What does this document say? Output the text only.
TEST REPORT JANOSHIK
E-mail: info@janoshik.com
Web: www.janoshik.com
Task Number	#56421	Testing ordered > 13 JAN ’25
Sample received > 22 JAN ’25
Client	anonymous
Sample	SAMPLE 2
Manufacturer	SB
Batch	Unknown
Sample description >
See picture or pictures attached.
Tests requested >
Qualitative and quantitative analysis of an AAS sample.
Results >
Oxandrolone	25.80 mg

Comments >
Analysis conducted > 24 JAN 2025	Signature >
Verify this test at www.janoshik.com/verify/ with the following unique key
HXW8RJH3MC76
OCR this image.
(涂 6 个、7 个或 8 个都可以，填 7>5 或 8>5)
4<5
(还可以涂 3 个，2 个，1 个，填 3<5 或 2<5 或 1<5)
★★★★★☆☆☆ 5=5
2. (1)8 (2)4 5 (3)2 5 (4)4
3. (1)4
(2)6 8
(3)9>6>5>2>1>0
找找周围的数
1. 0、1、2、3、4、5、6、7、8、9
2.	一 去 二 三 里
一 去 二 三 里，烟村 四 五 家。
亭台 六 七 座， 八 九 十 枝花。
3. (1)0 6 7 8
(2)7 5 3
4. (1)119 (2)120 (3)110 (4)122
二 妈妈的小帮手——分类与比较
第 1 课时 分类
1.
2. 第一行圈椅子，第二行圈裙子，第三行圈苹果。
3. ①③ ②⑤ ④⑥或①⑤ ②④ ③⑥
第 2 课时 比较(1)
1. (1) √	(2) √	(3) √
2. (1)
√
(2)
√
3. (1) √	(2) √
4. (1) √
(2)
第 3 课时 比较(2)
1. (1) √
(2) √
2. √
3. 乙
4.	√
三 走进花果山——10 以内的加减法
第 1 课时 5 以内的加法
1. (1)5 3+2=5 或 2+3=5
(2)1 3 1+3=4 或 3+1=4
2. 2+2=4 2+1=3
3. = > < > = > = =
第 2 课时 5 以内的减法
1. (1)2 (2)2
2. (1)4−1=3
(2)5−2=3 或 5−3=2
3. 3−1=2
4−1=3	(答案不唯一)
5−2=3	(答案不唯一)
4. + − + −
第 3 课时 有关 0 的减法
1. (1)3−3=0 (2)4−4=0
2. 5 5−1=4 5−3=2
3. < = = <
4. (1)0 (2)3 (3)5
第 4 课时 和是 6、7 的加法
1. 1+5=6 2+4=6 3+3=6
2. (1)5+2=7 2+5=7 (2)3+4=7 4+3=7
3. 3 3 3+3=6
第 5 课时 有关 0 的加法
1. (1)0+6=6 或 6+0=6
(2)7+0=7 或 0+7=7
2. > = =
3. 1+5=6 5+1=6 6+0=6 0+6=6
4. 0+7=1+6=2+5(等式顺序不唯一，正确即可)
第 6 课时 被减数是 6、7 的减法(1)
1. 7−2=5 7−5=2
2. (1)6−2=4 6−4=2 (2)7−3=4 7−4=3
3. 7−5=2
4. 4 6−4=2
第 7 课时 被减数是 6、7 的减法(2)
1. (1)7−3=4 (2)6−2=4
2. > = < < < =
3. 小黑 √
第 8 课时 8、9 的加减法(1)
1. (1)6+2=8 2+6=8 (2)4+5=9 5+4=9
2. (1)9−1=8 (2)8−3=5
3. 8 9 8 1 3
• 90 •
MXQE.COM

----------

▶ What the task asks
Produce an exact repeat of the lines from the one containing "OCR this image." through the last line of the data, and nothing more.

▶ Output for this exercise
OCR this image.
(涂 6 个、7 个或 8 个都可以，填 7>5 或 8>5)
4<5
(还可以涂 3 个，2 个，1 个，填 3<5 或 2<5 或 1<5)
★★★★★☆☆☆ 5=5
2. (1)8 (2)4 5 (3)2 5 (4)4
3. (1)4
(2)6 8
(3)9>6>5>2>1>0
找找周围的数
1. 0、1、2、3、4、5、6、7、8、9
2.	一 去 二 三 里
一 去 二 三 里，烟村 四 五 家。
亭台 六 七 座， 八 九 十 枝花。
3. (1)0 6 7 8
(2)7 5 3
4. (1)119 (2)120 (3)110 (4)122
二 妈妈的小帮手——分类与比较
第 1 课时 分类
1.
2. 第一行圈椅子，第二行圈裙子，第三行圈苹果。
3. ①③ ②⑤ ④⑥或①⑤ ②④ ③⑥
第 2 课时 比较(1)
1. (1) √	(2) √	(3) √
2. (1)
√
(2)
√
3. (1) √	(2) √
4. (1) √
(2)
第 3 课时 比较(2)
1. (1) √
(2) √
2. √
3. 乙
4.	√
三 走进花果山——10 以内的加减法
第 1 课时 5 以内的加法
1. (1)5 3+2=5 或 2+3=5
(2)1 3 1+3=4 或 3+1=4
2. 2+2=4 2+1=3
3. = > < > = > = =
第 2 课时 5 以内的减法
1. (1)2 (2)2
2. (1)4−1=3
(2)5−2=3 或 5−3=2
3. 3−1=2
4−1=3	(答案不唯一)
5−2=3	(答案不唯一)
4. + − + −
第 3 课时 有关 0 的减法
1. (1)3−3=0 (2)4−4=0
2. 5 5−1=4 5−3=2
3. < = = <
4. (1)0 (2)3 (3)5
第 4 课时 和是 6、7 的加法
1. 1+5=6 2+4=6 3+3=6
2. (1)5+2=7 2+5=7 (2)3+4=7 4+3=7
3. 3 3 3+3=6
第 5 课时 有关 0 的加法
1. (1)0+6=6 或 6+0=6
(2)7+0=7 或 0+7=7
2. > = =
3. 1+5=6 5+1=6 6+0=6 0+6=6
4. 0+7=1+6=2+5(等式顺序不唯一，正确即可)
第 6 课时 被减数是 6、7 的减法(1)
1. 7−2=5 7−5=2
2. (1)6−2=4 6−4=2 (2)7−3=4 7−4=3
3. 7−5=2
4. 4 6−4=2
第 7 课时 被减数是 6、7 的减法(2)
1. (1)7−3=4 (2)6−2=4
2. > = < < < =
3. 小黑 √
第 8 课时 8、9 的加减法(1)
1. (1)6+2=8 2+6=8 (2)4+5=9 5+4=9
2. (1)9−1=8 (2)8−3=5
3. 8 9 8 1 3
• 90 •
MXQE.COM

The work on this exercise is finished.